- **TASK**
Rewrite every line of the items below as a JSON list of strings, one string per line, omitting blank lines.

- **MATERIALS PROVIDED**
^^^^

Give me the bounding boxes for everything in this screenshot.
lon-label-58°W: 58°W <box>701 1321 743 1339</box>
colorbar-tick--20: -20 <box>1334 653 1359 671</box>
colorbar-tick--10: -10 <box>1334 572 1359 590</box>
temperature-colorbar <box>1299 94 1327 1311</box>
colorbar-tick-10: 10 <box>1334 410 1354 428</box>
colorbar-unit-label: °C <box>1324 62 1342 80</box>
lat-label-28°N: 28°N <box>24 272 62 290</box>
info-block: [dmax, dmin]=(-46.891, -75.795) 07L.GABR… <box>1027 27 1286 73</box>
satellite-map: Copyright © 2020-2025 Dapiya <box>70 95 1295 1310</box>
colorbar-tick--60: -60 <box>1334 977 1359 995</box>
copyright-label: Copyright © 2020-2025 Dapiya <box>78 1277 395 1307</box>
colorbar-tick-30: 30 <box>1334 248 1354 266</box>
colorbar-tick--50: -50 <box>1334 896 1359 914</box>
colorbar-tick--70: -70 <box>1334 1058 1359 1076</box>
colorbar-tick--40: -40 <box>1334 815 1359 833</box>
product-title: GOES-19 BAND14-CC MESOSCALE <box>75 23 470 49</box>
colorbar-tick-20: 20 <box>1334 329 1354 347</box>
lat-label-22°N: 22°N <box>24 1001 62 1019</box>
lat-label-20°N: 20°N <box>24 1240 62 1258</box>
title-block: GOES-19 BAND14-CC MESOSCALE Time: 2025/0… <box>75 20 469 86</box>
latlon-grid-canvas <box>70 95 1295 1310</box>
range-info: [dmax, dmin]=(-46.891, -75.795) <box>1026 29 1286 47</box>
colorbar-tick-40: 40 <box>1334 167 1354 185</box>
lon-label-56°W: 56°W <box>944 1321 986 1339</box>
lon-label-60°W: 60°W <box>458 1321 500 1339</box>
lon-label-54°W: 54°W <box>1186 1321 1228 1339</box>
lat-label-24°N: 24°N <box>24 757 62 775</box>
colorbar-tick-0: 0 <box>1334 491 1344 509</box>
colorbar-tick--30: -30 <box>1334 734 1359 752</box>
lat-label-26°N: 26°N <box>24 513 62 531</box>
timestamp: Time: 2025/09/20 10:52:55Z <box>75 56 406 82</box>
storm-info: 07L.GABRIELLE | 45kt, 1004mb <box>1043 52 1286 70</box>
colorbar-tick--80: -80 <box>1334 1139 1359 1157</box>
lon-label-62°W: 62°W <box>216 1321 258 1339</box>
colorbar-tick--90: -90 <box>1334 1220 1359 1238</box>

^^^^

- **EXERCISE OUTPUT**
[
  "Give me the bounding boxes for everything in this screenshot.",
  "lon-label-58°W: 58°W <box>701 1321 743 1339</box>",
  "colorbar-tick--20: -20 <box>1334 653 1359 671</box>",
  "colorbar-tick--10: -10 <box>1334 572 1359 590</box>",
  "temperature-colorbar <box>1299 94 1327 1311</box>",
  "colorbar-tick-10: 10 <box>1334 410 1354 428</box>",
  "colorbar-unit-label: °C <box>1324 62 1342 80</box>",
  "lat-label-28°N: 28°N <box>24 272 62 290</box>",
  "info-block: [dmax, dmin]=(-46.891, -75.795) 07L.GABR… <box>1027 27 1286 73</box>",
  "satellite-map: Copyright © 2020-2025 Dapiya <box>70 95 1295 1310</box>",
  "colorbar-tick--60: -60 <box>1334 977 1359 995</box>",
  "copyright-label: Copyright © 2020-2025 Dapiya <box>78 1277 395 1307</box>",
  "colorbar-tick-30: 30 <box>1334 248 1354 266</box>",
  "colorbar-tick--50: -50 <box>1334 896 1359 914</box>",
  "colorbar-tick--70: -70 <box>1334 1058 1359 1076</box>",
  "colorbar-tick--40: -40 <box>1334 815 1359 833</box>",
  "product-title: GOES-19 BAND14-CC MESOSCALE <box>75 23 470 49</box>",
  "colorbar-tick-20: 20 <box>1334 329 1354 347</box>",
  "lat-label-22°N: 22°N <box>24 1001 62 1019</box>",
  "lat-label-20°N: 20°N <box>24 1240 62 1258</box>",
  "title-block: GOES-19 BAND14-CC MESOSCALE Time: 2025/0… <box>75 20 469 86</box>",
  "latlon-grid-canvas <box>70 95 1295 1310</box>",
  "range-info: [dmax, dmin]=(-46.891, -75.795) <box>1026 29 1286 47</box>",
  "colorbar-tick-40: 40 <box>1334 167 1354 185</box>",
  "lon-label-56°W: 56°W <box>944 1321 986 1339</box>",
  "lon-label-60°W: 60°W <box>458 1321 500 1339</box>",
  "lon-label-54°W: 54°W <box>1186 1321 1228 1339</box>",
  "lat-label-24°N: 24°N <box>24 757 62 775</box>",
  "colorbar-tick-0: 0 <box>1334 491 1344 509</box>",
  "colorbar-tick--30: -30 <box>1334 734 1359 752</box>",
  "lat-label-26°N: 26°N <box>24 513 62 531</box>",
  "timestamp: Time: 2025/09/20 10:52:55Z <box>75 56 406 82</box>",
  "storm-info: 07L.GABRIELLE | 45kt, 1004mb <box>1043 52 1286 70</box>",
  "colorbar-tick--80: -80 <box>1334 1139 1359 1157</box>",
  "lon-label-62°W: 62°W <box>216 1321 258 1339</box>",
  "colorbar-tick--90: -90 <box>1334 1220 1359 1238</box>"
]